**WORK REQUIRED**
Your reply should be the complete data, reproduced exactly.

[Dataset rows for apps and sites]
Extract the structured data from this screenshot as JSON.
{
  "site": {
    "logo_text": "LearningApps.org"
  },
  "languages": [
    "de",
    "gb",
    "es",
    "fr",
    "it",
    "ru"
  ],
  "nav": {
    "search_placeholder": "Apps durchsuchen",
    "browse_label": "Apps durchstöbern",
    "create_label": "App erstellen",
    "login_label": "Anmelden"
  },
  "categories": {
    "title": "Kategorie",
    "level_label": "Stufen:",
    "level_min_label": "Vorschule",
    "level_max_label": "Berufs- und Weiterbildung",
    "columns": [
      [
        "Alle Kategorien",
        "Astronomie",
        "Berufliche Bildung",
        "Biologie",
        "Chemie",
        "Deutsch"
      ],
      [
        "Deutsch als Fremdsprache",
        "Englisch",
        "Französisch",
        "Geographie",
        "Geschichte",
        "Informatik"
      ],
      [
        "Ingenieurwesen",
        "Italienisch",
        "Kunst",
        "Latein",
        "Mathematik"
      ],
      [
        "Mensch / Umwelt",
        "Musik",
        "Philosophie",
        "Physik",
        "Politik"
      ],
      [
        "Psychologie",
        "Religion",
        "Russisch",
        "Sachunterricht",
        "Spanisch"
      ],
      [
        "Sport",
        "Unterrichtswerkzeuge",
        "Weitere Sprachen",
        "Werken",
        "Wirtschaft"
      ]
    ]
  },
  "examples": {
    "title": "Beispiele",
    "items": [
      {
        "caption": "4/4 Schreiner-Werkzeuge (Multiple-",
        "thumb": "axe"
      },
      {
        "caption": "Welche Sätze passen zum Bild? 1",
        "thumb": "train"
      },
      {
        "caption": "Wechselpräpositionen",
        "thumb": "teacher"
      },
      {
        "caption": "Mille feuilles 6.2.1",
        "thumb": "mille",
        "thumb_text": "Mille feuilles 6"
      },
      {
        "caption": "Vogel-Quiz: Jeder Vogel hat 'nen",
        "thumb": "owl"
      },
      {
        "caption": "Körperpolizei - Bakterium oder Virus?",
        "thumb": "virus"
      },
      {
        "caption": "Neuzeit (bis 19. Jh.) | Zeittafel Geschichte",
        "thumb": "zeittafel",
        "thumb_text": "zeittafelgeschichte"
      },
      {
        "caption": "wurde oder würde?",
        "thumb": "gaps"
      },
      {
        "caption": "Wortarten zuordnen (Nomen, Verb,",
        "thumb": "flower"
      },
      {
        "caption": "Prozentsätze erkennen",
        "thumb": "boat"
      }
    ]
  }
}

**TASK SOLUTION**
Extract the structured data from this screenshot as JSON.
{
  "site": {
    "logo_text": "LearningApps.org"
  },
  "languages": [
    "de",
    "gb",
    "es",
    "fr",
    "it",
    "ru"
  ],
  "nav": {
    "search_placeholder": "Apps durchsuchen",
    "browse_label": "Apps durchstöbern",
    "create_label": "App erstellen",
    "login_label": "Anmelden"
  },
  "categories": {
    "title": "Kategorie",
    "level_label": "Stufen:",
    "level_min_label": "Vorschule",
    "level_max_label": "Berufs- und Weiterbildung",
    "columns": [
      [
        "Alle Kategorien",
        "Astronomie",
        "Berufliche Bildung",
        "Biologie",
        "Chemie",
        "Deutsch"
      ],
      [
        "Deutsch als Fremdsprache",
        "Englisch",
        "Französisch",
        "Geographie",
        "Geschichte",
        "Informatik"
      ],
      [
        "Ingenieurwesen",
        "Italienisch",
        "Kunst",
        "Latein",
        "Mathematik"
      ],
      [
        "Mensch / Umwelt",
        "Musik",
        "Philosophie",
        "Physik",
        "Politik"
      ],
      [
        "Psychologie",
        "Religion",
        "Russisch",
        "Sachunterricht",
        "Spanisch"
      ],
      [
        "Sport",
        "Unterrichtswerkzeuge",
        "Weitere Sprachen",
        "Werken",
        "Wirtschaft"
      ]
    ]
  },
  "examples": {
    "title": "Beispiele",
    "items": [
      {
        "caption": "4/4 Schreiner-Werkzeuge (Multiple-",
        "thumb": "axe"
      },
      {
        "caption": "Welche Sätze passen zum Bild? 1",
        "thumb": "train"
      },
      {
        "caption": "Wechselpräpositionen",
        "thumb": "teacher"
      },
      {
        "caption": "Mille feuilles 6.2.1",
        "thumb": "mille",
        "thumb_text": "Mille feuilles 6"
      },
      {
        "caption": "Vogel-Quiz: Jeder Vogel hat 'nen",
        "thumb": "owl"
      },
      {
        "caption": "Körperpolizei - Bakterium oder Virus?",
        "thumb": "virus"
      },
      {
        "caption": "Neuzeit (bis 19. Jh.) | Zeittafel Geschichte",
        "thumb": "zeittafel",
        "thumb_text": "zeittafelgeschichte"
      },
      {
        "caption": "wurde oder würde?",
        "thumb": "gaps"
      },
      {
        "caption": "Wortarten zuordnen (Nomen, Verb,",
        "thumb": "flower"
      },
      {
        "caption": "Prozentsätze erkennen",
        "thumb": "boat"
      }
    ]
  }
}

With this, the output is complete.